⟨

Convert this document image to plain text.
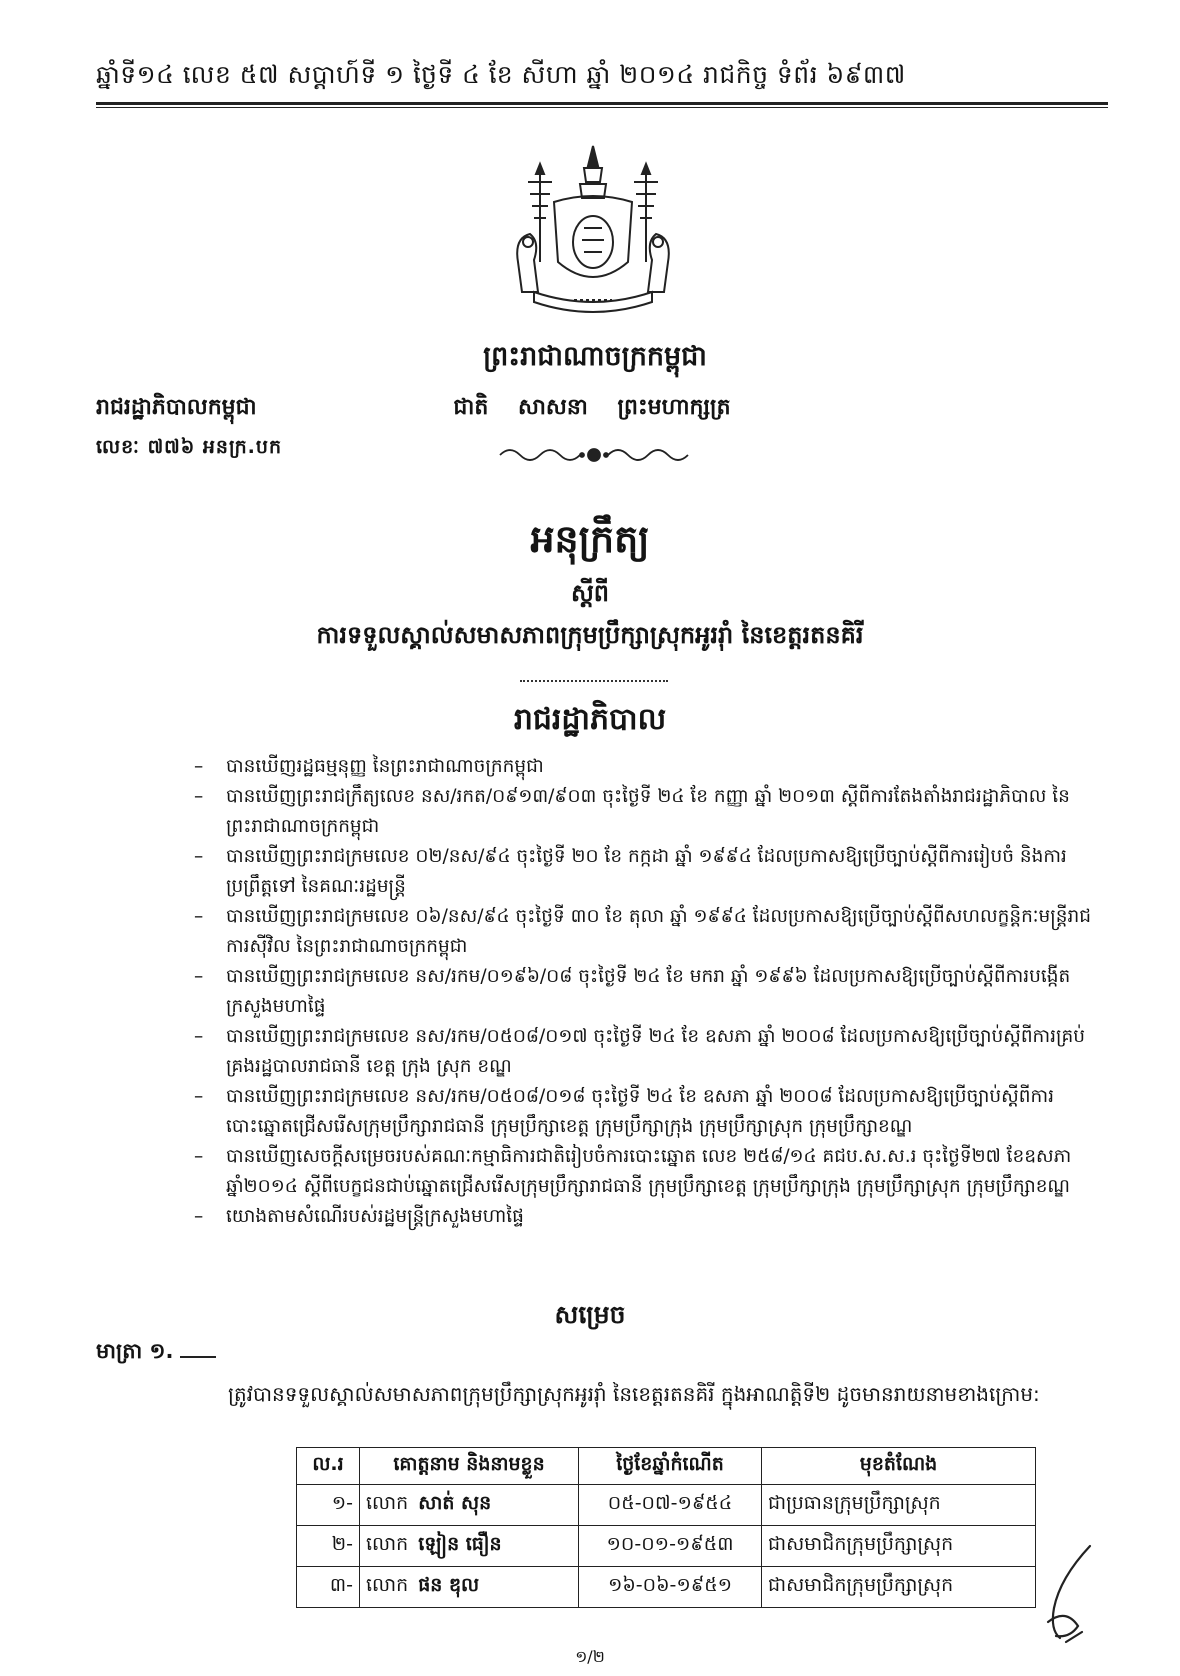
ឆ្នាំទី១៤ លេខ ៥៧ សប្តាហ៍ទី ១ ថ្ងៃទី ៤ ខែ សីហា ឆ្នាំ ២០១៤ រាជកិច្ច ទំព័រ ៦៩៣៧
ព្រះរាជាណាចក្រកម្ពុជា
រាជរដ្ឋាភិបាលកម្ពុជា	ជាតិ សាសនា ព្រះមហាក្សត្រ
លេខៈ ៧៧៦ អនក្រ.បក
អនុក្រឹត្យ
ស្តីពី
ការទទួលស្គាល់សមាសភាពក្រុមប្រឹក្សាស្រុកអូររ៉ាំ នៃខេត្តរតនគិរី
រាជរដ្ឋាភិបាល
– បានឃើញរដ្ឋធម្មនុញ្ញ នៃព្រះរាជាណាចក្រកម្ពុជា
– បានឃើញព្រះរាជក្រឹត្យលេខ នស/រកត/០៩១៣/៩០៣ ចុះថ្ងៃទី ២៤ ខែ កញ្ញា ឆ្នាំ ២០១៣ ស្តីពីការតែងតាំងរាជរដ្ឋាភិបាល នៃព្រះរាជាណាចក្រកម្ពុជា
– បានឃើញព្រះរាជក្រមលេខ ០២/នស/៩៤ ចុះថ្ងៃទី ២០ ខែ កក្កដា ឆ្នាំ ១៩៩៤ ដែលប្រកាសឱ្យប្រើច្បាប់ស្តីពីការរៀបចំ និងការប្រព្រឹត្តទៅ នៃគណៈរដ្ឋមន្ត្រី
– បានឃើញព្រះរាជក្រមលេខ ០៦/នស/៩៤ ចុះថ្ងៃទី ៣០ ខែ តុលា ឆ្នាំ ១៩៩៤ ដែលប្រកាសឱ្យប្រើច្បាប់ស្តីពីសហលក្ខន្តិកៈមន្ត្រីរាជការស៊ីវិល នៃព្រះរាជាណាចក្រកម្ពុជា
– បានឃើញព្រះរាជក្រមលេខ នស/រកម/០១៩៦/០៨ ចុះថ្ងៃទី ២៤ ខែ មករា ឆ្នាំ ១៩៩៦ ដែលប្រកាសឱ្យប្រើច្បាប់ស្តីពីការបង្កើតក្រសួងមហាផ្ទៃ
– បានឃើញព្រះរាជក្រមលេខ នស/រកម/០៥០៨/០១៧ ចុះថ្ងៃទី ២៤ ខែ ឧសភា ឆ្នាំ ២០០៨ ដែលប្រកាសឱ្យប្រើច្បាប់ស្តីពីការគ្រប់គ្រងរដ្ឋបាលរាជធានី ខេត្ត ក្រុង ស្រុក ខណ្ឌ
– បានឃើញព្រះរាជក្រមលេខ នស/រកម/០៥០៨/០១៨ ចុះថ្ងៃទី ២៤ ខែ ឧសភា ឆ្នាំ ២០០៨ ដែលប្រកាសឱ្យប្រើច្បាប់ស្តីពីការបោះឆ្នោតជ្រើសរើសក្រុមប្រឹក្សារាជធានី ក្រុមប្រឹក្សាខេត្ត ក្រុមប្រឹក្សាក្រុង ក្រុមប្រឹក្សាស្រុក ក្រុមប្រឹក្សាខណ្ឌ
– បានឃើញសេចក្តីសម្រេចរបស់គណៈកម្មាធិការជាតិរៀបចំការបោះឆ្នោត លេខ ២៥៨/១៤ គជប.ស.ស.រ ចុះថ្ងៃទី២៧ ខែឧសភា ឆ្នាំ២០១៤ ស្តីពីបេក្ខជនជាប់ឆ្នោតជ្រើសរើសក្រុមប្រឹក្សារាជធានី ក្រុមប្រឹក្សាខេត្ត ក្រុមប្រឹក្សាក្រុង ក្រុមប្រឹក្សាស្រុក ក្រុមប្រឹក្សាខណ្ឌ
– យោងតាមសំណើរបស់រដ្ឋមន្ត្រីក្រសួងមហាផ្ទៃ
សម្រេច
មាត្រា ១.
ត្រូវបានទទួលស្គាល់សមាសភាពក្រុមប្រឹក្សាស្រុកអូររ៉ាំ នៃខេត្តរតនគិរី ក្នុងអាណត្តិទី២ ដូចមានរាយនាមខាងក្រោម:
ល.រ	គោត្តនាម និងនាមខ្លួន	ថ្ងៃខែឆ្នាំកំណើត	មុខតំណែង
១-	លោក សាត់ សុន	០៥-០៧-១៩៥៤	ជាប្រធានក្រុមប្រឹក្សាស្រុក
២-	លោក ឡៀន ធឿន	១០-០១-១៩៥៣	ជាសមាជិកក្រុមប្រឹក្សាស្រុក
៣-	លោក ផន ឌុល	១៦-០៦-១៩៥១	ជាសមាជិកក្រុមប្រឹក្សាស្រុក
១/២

⟩

[TASK REQUIREMENTS]
Leaving out the pictures, repeat the data above exactly.

[WRITTEN REPLY]
Convert this document image to plain text.
ឆ្នាំទី១៤ លេខ ៥៧ សប្តាហ៍ទី ១ ថ្ងៃទី ៤ ខែ សីហា ឆ្នាំ ២០១៤ រាជកិច្ច ទំព័រ ៦៩៣៧
ព្រះរាជាណាចក្រកម្ពុជា
រាជរដ្ឋាភិបាលកម្ពុជា	ជាតិ សាសនា ព្រះមហាក្សត្រ
លេខៈ ៧៧៦ អនក្រ.បក
អនុក្រឹត្យ
ស្តីពី
ការទទួលស្គាល់សមាសភាពក្រុមប្រឹក្សាស្រុកអូររ៉ាំ នៃខេត្តរតនគិរី
រាជរដ្ឋាភិបាល
– បានឃើញរដ្ឋធម្មនុញ្ញ នៃព្រះរាជាណាចក្រកម្ពុជា
– បានឃើញព្រះរាជក្រឹត្យលេខ នស/រកត/០៩១៣/៩០៣ ចុះថ្ងៃទី ២៤ ខែ កញ្ញា ឆ្នាំ ២០១៣ ស្តីពីការតែងតាំងរាជរដ្ឋាភិបាល នៃព្រះរាជាណាចក្រកម្ពុជា
– បានឃើញព្រះរាជក្រមលេខ ០២/នស/៩៤ ចុះថ្ងៃទី ២០ ខែ កក្កដា ឆ្នាំ ១៩៩៤ ដែលប្រកាសឱ្យប្រើច្បាប់ស្តីពីការរៀបចំ និងការប្រព្រឹត្តទៅ នៃគណៈរដ្ឋមន្ត្រី
– បានឃើញព្រះរាជក្រមលេខ ០៦/នស/៩៤ ចុះថ្ងៃទី ៣០ ខែ តុលា ឆ្នាំ ១៩៩៤ ដែលប្រកាសឱ្យប្រើច្បាប់ស្តីពីសហលក្ខន្តិកៈមន្ត្រីរាជការស៊ីវិល នៃព្រះរាជាណាចក្រកម្ពុជា
– បានឃើញព្រះរាជក្រមលេខ នស/រកម/០១៩៦/០៨ ចុះថ្ងៃទី ២៤ ខែ មករា ឆ្នាំ ១៩៩៦ ដែលប្រកាសឱ្យប្រើច្បាប់ស្តីពីការបង្កើតក្រសួងមហាផ្ទៃ
– បានឃើញព្រះរាជក្រមលេខ នស/រកម/០៥០៨/០១៧ ចុះថ្ងៃទី ២៤ ខែ ឧសភា ឆ្នាំ ២០០៨ ដែលប្រកាសឱ្យប្រើច្បាប់ស្តីពីការគ្រប់គ្រងរដ្ឋបាលរាជធានី ខេត្ត ក្រុង ស្រុក ខណ្ឌ
– បានឃើញព្រះរាជក្រមលេខ នស/រកម/០៥០៨/០១៨ ចុះថ្ងៃទី ២៤ ខែ ឧសភា ឆ្នាំ ២០០៨ ដែលប្រកាសឱ្យប្រើច្បាប់ស្តីពីការបោះឆ្នោតជ្រើសរើសក្រុមប្រឹក្សារាជធានី ក្រុមប្រឹក្សាខេត្ត ក្រុមប្រឹក្សាក្រុង ក្រុមប្រឹក្សាស្រុក ក្រុមប្រឹក្សាខណ្ឌ
– បានឃើញសេចក្តីសម្រេចរបស់គណៈកម្មាធិការជាតិរៀបចំការបោះឆ្នោត លេខ ២៥៨/១៤ គជប.ស.ស.រ ចុះថ្ងៃទី២៧ ខែឧសភា ឆ្នាំ២០១៤ ស្តីពីបេក្ខជនជាប់ឆ្នោតជ្រើសរើសក្រុមប្រឹក្សារាជធានី ក្រុមប្រឹក្សាខេត្ត ក្រុមប្រឹក្សាក្រុង ក្រុមប្រឹក្សាស្រុក ក្រុមប្រឹក្សាខណ្ឌ
– យោងតាមសំណើរបស់រដ្ឋមន្ត្រីក្រសួងមហាផ្ទៃ
សម្រេច
មាត្រា ១.
ត្រូវបានទទួលស្គាល់សមាសភាពក្រុមប្រឹក្សាស្រុកអូររ៉ាំ នៃខេត្តរតនគិរី ក្នុងអាណត្តិទី២ ដូចមានរាយនាមខាងក្រោម:
ល.រ	គោត្តនាម និងនាមខ្លួន	ថ្ងៃខែឆ្នាំកំណើត	មុខតំណែង
១-	លោក សាត់ សុន	០៥-០៧-១៩៥៤	ជាប្រធានក្រុមប្រឹក្សាស្រុក
២-	លោក ឡៀន ធឿន	១០-០១-១៩៥៣	ជាសមាជិកក្រុមប្រឹក្សាស្រុក
៣-	លោក ផន ឌុល	១៦-០៦-១៩៥១	ជាសមាជិកក្រុមប្រឹក្សាស្រុក
១/២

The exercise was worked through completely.